## Raw records
=-=-=-=-=
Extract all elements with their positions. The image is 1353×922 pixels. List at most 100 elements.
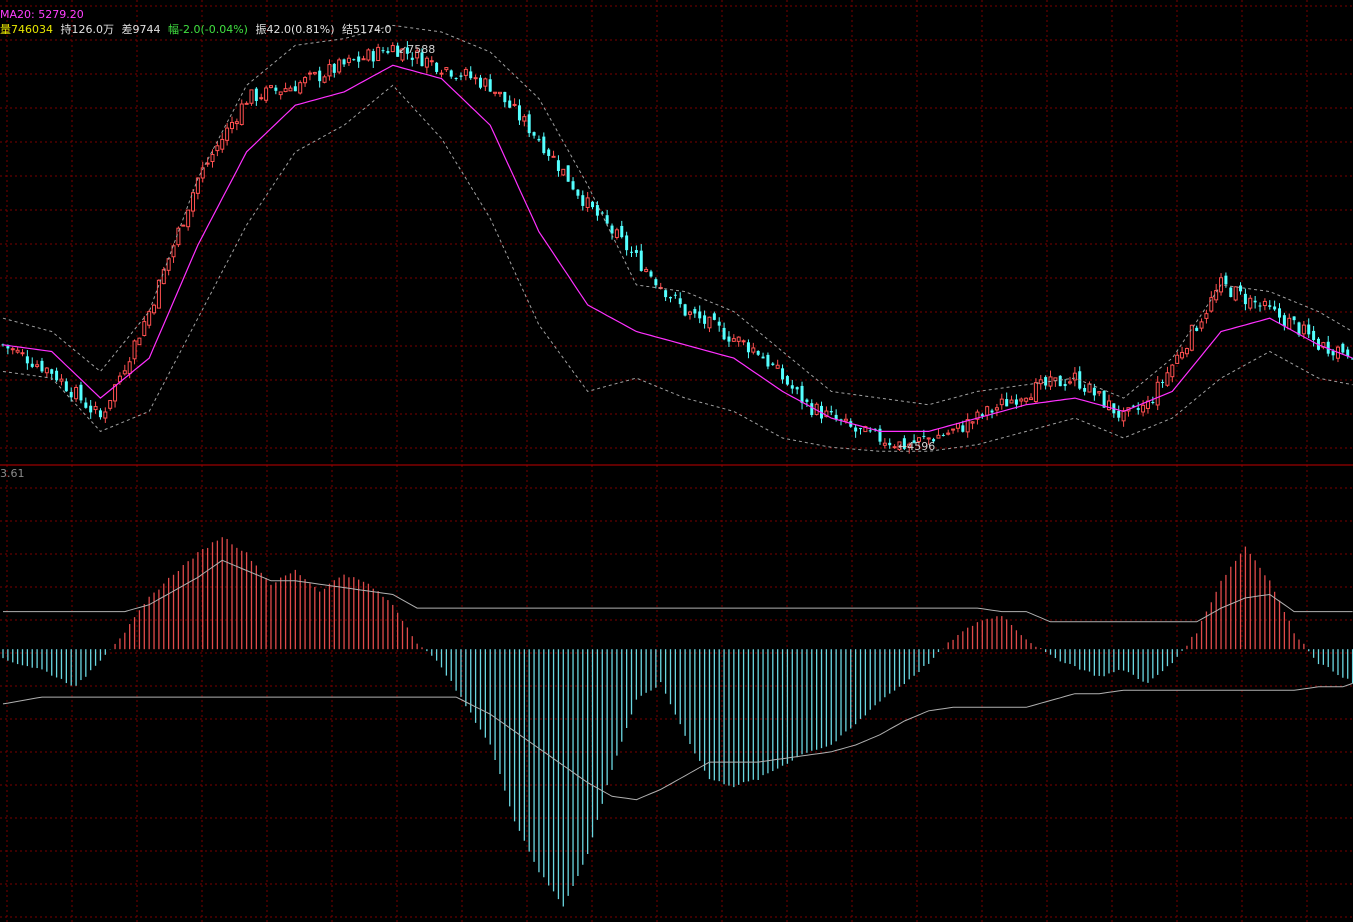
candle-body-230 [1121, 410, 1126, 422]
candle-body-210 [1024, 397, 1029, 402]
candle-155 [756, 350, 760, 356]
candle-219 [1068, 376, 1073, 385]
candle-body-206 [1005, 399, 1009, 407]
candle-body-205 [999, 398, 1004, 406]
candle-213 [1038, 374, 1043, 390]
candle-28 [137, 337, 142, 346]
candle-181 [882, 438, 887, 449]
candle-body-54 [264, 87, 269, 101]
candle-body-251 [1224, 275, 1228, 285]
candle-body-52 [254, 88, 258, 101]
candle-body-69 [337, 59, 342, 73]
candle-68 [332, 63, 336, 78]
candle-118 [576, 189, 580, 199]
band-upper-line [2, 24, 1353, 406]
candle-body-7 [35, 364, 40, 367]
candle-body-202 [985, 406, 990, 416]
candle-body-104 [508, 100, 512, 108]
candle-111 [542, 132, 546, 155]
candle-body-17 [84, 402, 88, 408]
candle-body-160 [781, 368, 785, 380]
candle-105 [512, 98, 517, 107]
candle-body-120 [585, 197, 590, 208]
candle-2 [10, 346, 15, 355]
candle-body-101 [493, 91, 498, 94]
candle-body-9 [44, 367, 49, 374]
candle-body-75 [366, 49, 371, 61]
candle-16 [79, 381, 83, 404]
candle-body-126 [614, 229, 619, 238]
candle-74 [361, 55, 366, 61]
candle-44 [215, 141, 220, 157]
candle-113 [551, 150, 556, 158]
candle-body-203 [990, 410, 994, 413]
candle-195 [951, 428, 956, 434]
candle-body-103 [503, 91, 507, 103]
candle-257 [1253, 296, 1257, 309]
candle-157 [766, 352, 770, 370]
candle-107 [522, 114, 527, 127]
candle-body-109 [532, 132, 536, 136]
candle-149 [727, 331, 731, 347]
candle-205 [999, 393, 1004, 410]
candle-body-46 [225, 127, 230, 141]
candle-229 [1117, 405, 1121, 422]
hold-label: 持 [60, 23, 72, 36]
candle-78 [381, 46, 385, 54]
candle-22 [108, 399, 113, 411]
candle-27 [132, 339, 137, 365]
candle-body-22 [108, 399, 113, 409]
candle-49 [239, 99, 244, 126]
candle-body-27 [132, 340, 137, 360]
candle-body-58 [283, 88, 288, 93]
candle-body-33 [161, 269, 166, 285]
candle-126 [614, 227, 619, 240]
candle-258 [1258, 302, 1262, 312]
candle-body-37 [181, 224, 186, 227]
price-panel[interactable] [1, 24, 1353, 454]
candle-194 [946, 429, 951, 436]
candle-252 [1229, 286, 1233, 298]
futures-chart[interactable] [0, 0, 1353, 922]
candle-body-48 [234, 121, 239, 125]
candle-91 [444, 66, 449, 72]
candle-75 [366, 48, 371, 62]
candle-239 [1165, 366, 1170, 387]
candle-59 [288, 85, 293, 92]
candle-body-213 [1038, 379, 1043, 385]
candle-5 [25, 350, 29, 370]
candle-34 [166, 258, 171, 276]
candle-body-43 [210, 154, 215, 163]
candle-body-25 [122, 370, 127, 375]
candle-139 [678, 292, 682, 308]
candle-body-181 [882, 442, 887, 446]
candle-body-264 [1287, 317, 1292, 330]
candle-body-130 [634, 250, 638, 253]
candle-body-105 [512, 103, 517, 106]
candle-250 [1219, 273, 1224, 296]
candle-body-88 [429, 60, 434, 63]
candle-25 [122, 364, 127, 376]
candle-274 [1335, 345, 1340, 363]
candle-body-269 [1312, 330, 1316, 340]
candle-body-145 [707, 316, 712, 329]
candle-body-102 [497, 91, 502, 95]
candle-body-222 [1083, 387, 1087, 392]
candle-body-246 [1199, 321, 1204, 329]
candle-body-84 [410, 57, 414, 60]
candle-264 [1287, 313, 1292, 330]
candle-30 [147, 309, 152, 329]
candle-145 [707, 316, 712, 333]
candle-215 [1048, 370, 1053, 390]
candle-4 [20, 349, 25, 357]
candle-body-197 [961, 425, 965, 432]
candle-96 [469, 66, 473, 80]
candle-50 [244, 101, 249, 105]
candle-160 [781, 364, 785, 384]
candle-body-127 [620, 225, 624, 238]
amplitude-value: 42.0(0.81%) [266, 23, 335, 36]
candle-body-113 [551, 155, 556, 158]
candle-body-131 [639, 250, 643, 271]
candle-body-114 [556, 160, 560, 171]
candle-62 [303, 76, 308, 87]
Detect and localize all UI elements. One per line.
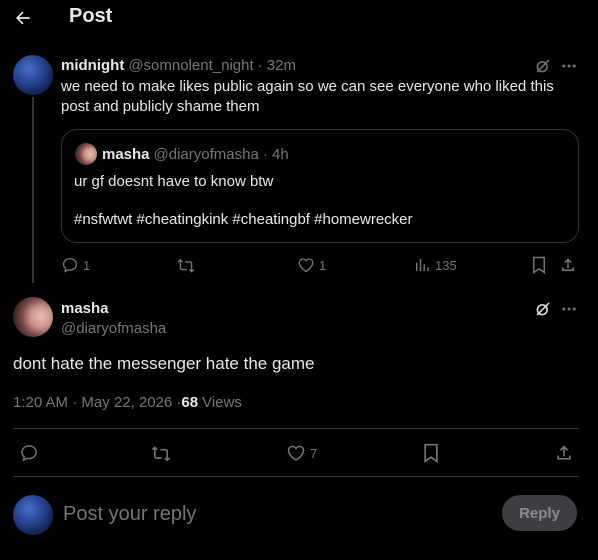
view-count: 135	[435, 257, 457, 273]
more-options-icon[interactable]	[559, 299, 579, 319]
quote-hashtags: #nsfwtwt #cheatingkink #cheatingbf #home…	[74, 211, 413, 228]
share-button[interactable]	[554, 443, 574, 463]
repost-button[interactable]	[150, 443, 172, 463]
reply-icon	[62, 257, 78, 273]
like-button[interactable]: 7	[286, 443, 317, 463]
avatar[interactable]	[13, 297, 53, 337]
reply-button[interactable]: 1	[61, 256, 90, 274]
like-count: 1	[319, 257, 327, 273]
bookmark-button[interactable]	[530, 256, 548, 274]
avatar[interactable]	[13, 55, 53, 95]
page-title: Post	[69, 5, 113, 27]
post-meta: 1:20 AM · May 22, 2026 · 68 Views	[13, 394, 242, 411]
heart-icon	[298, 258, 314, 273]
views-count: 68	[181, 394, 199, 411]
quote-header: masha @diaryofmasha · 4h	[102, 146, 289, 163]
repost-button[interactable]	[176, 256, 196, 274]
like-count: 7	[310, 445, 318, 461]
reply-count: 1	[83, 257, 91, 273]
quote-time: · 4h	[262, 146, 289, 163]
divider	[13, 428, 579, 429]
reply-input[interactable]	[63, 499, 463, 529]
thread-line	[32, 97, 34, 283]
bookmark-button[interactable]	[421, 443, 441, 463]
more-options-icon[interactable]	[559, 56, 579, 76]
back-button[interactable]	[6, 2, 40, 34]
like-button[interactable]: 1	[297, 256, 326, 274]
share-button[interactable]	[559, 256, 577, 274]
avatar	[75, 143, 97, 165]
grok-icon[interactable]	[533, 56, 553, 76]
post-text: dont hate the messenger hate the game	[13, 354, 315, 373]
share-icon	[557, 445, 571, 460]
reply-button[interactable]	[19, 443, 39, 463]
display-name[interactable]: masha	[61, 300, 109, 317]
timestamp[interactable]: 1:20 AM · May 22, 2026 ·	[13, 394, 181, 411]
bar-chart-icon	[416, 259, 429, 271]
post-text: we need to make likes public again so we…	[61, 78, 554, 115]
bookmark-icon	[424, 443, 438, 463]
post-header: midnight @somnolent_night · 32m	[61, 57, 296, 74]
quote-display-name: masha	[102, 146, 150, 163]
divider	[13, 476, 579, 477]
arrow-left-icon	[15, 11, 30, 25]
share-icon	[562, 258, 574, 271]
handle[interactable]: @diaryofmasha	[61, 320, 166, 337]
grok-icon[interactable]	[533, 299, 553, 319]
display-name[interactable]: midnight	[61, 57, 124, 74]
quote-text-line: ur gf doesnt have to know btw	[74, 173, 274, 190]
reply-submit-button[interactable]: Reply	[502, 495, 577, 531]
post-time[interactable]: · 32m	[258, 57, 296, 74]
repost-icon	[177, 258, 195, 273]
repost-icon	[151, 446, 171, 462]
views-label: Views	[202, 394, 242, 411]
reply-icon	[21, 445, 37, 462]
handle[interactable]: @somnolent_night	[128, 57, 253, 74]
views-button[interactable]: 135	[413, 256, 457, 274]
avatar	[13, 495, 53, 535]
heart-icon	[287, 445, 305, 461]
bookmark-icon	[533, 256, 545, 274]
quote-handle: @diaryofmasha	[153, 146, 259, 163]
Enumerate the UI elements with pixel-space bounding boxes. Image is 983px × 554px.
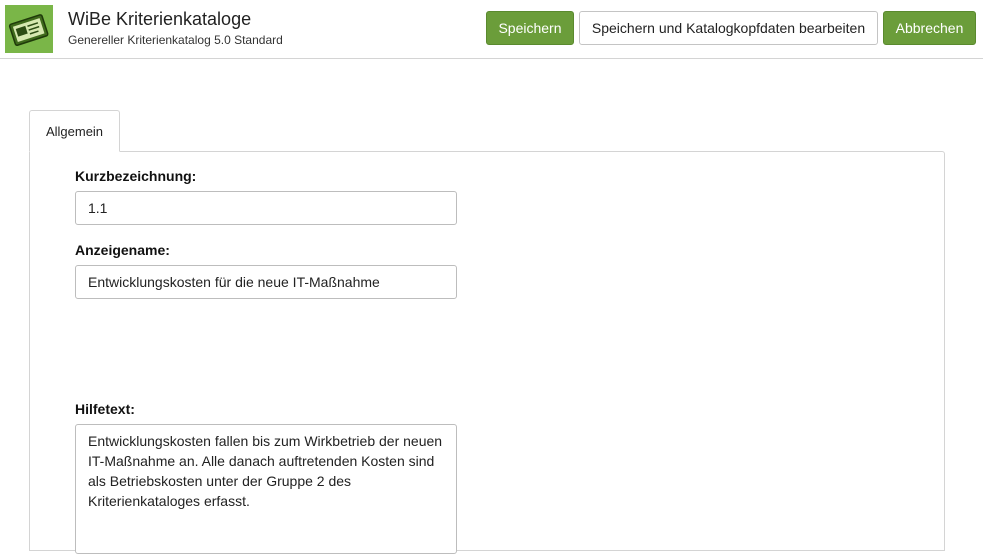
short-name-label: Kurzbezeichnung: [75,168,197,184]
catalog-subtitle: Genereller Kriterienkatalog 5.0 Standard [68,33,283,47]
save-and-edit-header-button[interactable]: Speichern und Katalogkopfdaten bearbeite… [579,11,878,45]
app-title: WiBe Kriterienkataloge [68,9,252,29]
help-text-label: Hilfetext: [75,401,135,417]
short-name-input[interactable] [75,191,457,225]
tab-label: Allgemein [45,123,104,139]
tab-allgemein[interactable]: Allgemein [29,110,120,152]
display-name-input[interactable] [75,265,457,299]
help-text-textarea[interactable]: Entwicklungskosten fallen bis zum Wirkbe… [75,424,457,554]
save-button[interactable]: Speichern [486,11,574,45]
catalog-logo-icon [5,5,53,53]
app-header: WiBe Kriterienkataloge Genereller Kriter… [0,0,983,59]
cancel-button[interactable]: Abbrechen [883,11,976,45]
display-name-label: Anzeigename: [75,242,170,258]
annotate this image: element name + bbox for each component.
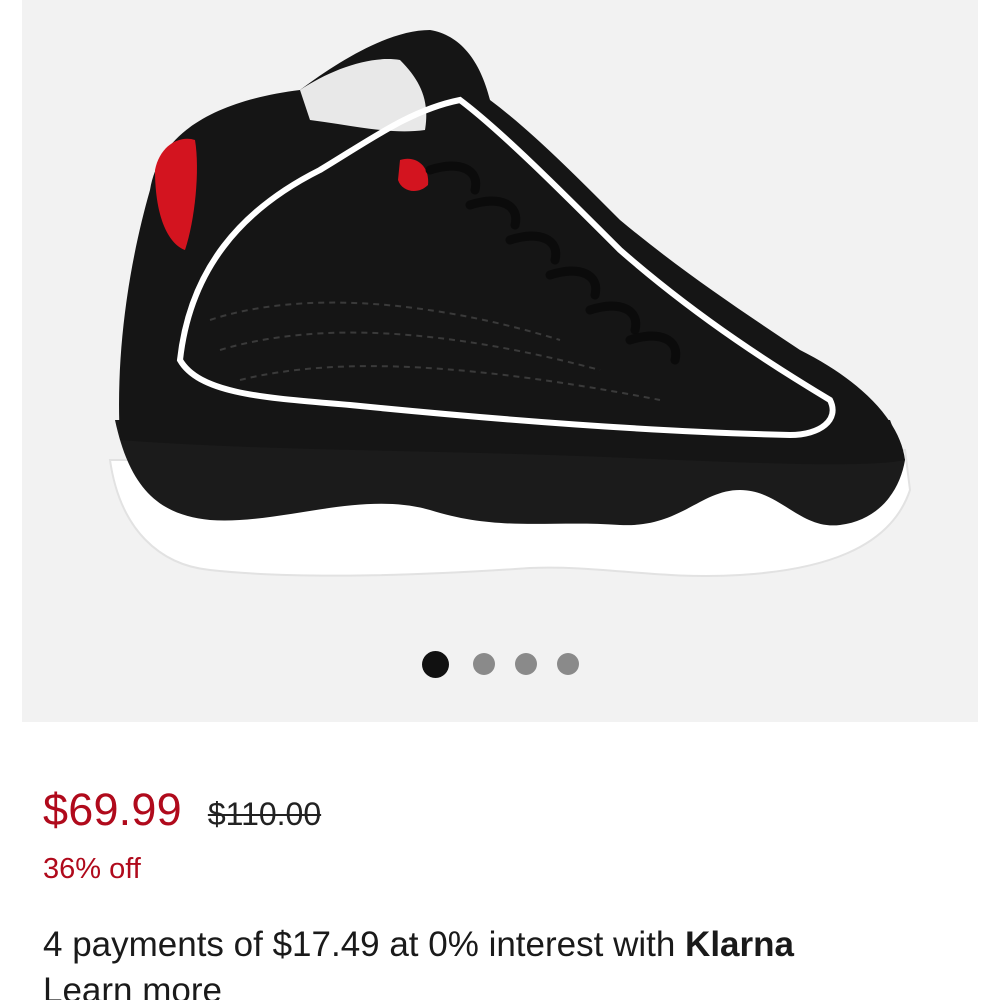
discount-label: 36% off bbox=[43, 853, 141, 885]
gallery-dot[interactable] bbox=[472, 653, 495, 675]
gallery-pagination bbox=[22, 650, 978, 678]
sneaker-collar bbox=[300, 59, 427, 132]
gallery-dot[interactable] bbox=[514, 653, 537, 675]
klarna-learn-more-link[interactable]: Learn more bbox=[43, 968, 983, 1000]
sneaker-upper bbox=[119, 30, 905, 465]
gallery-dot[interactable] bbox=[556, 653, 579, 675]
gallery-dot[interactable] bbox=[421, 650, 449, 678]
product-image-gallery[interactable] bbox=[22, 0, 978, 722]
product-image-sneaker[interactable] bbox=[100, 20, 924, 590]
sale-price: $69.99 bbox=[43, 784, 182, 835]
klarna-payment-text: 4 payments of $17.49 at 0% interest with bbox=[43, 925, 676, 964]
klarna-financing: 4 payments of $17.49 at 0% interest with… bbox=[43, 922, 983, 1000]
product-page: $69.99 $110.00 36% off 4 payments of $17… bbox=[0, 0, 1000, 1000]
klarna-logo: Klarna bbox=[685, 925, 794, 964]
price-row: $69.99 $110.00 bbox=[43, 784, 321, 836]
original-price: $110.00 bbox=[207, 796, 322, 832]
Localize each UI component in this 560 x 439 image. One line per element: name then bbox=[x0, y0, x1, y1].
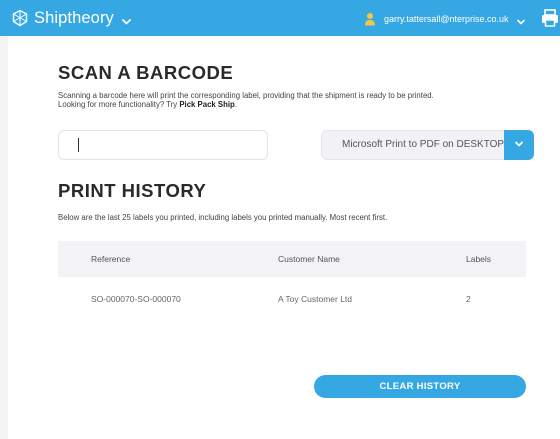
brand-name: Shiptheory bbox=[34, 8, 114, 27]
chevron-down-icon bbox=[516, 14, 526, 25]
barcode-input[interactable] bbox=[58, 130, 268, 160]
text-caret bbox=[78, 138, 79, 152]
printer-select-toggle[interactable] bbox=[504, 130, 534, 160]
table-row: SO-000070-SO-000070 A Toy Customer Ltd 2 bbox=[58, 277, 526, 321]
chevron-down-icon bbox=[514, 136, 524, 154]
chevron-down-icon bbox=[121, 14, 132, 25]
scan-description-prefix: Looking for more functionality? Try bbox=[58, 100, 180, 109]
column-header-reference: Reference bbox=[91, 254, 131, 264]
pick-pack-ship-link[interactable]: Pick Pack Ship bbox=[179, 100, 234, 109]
=-=-=-=-=
## What you should do
Please copy, without any changes, the part of the entries that begins with the line containing "candle-body-230 [1121, 410, 1126, 422]" and ends with the line containing "candle-body-203 [990, 410, 994, 413]", both of those lines included.

## Final answer
candle-body-230 [1121, 410, 1126, 422]
candle-body-210 [1024, 397, 1029, 402]
candle-155 [756, 350, 760, 356]
candle-219 [1068, 376, 1073, 385]
candle-body-206 [1005, 399, 1009, 407]
candle-body-205 [999, 398, 1004, 406]
candle-213 [1038, 374, 1043, 390]
candle-28 [137, 337, 142, 346]
candle-181 [882, 438, 887, 449]
candle-body-54 [264, 87, 269, 101]
candle-body-251 [1224, 275, 1228, 285]
candle-body-52 [254, 88, 258, 101]
candle-body-69 [337, 59, 342, 73]
candle-68 [332, 63, 336, 78]
candle-118 [576, 189, 580, 199]
band-upper-line [2, 24, 1353, 406]
candle-body-7 [35, 364, 40, 367]
candle-body-202 [985, 406, 990, 416]
candle-body-104 [508, 100, 512, 108]
candle-111 [542, 132, 546, 155]
candle-body-17 [84, 402, 88, 408]
candle-body-160 [781, 368, 785, 380]
candle-105 [512, 98, 517, 107]
candle-body-120 [585, 197, 590, 208]
candle-2 [10, 346, 15, 355]
candle-body-101 [493, 91, 498, 94]
candle-body-9 [44, 367, 49, 374]
candle-body-75 [366, 49, 371, 61]
candle-16 [79, 381, 83, 404]
candle-body-126 [614, 229, 619, 238]
candle-74 [361, 55, 366, 61]
candle-44 [215, 141, 220, 157]
candle-113 [551, 150, 556, 158]
candle-body-203 [990, 410, 994, 413]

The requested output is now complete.